◆ **Required task**
From the entries that follow, list every line in which the string "Valorisation" appears.

◆ **Exercise material**
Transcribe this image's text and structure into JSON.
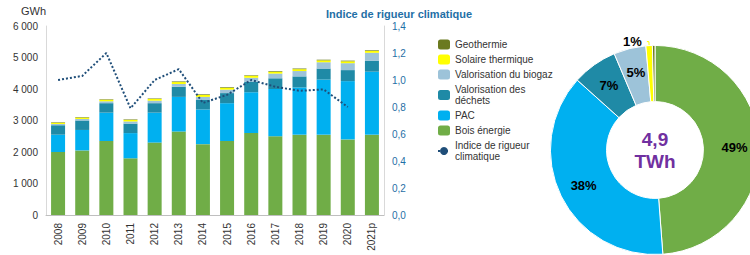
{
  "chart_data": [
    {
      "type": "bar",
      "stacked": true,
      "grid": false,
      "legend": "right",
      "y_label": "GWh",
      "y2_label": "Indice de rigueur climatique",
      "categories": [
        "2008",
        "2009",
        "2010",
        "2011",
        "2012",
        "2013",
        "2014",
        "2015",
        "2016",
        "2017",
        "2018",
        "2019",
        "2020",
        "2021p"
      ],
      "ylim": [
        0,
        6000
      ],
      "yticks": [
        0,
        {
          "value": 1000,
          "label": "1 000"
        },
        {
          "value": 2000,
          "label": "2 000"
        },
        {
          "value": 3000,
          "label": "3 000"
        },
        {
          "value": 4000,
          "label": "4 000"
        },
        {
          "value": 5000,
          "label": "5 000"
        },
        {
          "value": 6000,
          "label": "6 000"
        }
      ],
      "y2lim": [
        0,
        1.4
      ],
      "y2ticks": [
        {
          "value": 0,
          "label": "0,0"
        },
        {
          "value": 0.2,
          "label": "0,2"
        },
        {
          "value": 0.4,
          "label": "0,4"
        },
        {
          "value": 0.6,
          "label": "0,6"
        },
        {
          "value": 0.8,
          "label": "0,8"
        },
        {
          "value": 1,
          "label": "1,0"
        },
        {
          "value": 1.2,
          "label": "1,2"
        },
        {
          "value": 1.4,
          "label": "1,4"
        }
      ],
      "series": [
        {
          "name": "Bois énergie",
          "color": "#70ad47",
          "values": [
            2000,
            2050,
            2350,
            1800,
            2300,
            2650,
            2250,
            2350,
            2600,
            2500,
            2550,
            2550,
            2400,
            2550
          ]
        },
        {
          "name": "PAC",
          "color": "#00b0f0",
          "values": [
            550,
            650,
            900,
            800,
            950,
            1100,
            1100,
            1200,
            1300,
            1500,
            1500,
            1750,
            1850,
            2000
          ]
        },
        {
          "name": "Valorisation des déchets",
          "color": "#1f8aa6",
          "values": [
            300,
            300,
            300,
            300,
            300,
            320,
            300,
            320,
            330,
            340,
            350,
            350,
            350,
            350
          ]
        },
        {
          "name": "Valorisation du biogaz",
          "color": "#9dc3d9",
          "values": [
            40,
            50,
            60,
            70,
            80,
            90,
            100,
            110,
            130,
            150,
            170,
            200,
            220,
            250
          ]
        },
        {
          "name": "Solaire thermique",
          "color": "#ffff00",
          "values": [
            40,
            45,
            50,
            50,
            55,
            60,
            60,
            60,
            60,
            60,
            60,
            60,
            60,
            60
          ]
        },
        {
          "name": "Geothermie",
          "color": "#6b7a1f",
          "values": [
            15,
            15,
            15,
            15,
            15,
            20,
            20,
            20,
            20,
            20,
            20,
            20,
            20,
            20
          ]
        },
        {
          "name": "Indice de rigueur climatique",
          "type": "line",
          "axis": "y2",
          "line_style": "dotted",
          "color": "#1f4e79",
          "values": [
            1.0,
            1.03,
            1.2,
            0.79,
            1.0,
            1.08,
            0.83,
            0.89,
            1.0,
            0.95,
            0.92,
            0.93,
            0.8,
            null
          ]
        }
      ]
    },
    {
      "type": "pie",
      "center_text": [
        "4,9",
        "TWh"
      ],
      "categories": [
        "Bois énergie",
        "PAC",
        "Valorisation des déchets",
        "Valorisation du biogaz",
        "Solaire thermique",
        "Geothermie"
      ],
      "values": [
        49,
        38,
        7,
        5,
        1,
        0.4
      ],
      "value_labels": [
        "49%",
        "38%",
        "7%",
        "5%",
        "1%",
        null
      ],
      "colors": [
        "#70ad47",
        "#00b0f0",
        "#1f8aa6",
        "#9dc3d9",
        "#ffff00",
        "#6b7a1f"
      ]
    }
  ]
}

---

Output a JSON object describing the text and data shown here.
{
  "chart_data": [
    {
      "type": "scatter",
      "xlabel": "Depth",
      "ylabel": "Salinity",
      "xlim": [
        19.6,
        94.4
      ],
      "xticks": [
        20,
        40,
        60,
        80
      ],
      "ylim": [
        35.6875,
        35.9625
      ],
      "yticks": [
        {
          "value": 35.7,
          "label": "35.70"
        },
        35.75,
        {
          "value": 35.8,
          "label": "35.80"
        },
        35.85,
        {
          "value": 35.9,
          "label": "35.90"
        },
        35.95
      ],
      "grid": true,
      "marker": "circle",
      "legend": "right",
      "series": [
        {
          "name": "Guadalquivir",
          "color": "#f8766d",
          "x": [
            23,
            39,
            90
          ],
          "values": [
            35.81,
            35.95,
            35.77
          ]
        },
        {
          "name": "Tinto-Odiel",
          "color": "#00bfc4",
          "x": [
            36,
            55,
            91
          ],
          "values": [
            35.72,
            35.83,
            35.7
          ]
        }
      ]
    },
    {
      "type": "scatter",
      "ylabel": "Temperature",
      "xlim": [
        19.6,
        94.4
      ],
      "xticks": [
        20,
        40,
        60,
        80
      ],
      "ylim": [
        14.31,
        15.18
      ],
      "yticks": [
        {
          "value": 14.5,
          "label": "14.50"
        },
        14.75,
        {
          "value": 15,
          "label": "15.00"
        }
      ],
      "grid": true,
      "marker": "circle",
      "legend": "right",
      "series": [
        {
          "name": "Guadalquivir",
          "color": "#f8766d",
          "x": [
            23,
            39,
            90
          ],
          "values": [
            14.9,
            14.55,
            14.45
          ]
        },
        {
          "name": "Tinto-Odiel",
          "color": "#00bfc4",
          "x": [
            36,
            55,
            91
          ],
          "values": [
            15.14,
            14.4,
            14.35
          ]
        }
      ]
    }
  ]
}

◆ **Reply**
          "name": "Valorisation des déchets",
          "name": "Valorisation du biogaz",
        "Valorisation des déchets",
        "Valorisation du biogaz",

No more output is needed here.